Data in this exercise:
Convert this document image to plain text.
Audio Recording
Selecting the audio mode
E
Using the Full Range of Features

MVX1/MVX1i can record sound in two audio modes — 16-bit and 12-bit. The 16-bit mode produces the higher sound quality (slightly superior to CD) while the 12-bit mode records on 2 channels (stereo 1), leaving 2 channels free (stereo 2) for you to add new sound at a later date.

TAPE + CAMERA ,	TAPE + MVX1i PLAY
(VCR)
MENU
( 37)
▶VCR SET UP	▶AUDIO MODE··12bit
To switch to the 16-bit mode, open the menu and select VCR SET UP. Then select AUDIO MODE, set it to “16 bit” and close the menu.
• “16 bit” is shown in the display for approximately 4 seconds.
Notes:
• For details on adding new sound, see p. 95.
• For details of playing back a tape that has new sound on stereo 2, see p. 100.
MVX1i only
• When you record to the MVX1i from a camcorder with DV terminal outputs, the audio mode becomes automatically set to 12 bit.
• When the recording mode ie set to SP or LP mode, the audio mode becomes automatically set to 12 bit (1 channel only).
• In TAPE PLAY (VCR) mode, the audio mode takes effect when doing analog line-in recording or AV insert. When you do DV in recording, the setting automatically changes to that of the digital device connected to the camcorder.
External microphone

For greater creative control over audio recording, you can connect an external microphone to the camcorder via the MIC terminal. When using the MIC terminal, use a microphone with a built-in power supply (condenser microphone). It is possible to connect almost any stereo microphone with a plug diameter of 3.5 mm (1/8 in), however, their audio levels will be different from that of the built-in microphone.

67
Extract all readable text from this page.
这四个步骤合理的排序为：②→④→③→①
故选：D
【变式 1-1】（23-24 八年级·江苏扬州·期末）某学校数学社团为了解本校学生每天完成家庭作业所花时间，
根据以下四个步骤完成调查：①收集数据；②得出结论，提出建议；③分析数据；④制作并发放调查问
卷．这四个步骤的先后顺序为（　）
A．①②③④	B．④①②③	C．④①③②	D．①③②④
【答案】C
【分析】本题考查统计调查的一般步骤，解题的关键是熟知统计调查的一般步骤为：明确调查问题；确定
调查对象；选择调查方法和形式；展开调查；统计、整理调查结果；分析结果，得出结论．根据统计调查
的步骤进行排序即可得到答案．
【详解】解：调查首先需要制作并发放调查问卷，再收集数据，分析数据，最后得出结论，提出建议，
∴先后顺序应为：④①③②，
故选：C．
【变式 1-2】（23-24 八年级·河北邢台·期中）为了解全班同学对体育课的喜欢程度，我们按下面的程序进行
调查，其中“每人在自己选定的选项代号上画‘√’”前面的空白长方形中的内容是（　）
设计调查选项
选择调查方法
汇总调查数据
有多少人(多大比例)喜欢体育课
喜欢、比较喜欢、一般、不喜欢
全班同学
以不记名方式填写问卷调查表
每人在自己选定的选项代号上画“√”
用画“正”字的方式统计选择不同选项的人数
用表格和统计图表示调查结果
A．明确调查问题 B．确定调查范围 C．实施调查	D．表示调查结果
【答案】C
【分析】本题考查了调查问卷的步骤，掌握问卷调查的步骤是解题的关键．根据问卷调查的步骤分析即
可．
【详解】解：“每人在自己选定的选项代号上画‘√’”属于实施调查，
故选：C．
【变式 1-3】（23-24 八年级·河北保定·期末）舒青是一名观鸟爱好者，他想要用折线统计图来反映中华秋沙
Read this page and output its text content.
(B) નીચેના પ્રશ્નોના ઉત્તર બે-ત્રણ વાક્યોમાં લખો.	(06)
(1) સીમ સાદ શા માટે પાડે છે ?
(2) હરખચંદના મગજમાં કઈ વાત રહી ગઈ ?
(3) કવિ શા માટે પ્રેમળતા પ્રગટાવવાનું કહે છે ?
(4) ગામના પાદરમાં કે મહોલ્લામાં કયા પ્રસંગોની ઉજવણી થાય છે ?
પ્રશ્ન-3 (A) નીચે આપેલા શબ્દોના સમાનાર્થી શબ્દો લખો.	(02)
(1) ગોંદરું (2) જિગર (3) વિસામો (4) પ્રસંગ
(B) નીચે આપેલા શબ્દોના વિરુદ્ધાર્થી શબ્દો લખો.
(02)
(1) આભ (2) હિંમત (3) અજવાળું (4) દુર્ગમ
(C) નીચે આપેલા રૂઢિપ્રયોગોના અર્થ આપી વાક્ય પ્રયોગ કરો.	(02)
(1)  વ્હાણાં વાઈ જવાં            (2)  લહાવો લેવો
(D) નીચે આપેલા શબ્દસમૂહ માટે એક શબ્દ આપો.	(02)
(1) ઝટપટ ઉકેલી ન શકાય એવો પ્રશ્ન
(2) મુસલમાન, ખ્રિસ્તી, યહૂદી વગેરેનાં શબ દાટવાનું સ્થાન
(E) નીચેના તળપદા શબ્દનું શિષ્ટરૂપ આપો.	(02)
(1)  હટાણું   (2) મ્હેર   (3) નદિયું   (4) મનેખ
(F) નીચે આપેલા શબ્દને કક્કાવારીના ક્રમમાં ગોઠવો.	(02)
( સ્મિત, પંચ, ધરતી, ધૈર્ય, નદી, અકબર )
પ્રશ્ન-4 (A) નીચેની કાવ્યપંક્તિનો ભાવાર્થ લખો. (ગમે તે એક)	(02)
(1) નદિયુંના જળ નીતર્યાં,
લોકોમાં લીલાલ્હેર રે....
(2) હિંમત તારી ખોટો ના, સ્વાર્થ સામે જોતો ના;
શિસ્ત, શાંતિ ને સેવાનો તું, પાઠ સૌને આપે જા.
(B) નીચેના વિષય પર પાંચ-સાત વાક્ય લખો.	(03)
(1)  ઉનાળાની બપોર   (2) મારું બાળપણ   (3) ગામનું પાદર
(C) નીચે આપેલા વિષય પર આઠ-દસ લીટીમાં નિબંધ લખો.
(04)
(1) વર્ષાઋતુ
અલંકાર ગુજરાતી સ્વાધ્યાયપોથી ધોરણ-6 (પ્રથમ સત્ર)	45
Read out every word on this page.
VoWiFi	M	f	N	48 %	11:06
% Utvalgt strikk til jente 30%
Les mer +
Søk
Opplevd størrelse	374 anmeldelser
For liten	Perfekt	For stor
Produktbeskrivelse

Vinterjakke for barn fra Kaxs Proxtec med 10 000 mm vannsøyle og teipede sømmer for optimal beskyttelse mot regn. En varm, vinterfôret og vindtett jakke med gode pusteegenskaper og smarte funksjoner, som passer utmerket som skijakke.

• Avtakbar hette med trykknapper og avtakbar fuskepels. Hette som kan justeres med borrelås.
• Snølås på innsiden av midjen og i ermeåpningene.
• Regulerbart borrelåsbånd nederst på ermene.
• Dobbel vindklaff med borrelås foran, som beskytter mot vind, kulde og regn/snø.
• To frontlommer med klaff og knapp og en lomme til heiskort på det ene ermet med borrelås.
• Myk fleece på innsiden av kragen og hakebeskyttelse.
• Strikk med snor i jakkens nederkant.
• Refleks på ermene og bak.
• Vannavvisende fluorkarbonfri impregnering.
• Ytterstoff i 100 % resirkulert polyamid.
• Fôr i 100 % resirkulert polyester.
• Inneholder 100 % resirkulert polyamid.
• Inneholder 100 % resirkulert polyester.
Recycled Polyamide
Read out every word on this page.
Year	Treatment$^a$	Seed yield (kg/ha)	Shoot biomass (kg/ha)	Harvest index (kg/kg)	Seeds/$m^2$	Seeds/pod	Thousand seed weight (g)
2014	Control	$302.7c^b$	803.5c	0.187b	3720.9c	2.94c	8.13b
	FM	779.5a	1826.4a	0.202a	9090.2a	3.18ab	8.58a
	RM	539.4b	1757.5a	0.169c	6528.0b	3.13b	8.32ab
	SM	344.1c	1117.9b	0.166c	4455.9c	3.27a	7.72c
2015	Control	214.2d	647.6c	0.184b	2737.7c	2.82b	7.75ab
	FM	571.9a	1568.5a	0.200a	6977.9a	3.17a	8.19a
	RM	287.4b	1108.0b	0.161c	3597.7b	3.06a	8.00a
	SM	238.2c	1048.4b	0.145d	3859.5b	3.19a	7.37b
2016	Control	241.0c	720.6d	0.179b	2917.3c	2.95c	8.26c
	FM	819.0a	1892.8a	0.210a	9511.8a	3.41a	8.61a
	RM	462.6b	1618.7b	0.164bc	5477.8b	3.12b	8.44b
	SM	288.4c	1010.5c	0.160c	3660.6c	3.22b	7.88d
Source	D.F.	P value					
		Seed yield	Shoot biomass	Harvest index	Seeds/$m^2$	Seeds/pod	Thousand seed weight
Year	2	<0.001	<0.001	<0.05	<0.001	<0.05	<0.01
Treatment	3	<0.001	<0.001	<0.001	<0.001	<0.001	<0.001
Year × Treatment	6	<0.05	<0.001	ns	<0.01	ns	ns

What this task involves:
From the listing, copy each line containing the word "becomes".

Response to the task:
• When you record to the MVX1i from a camcorder with DV terminal outputs, the audio mode becomes automatically set to 12 bit.
• When the recording mode ie set to SP or LP mode, the audio mode becomes automatically set to 12 bit (1 channel only).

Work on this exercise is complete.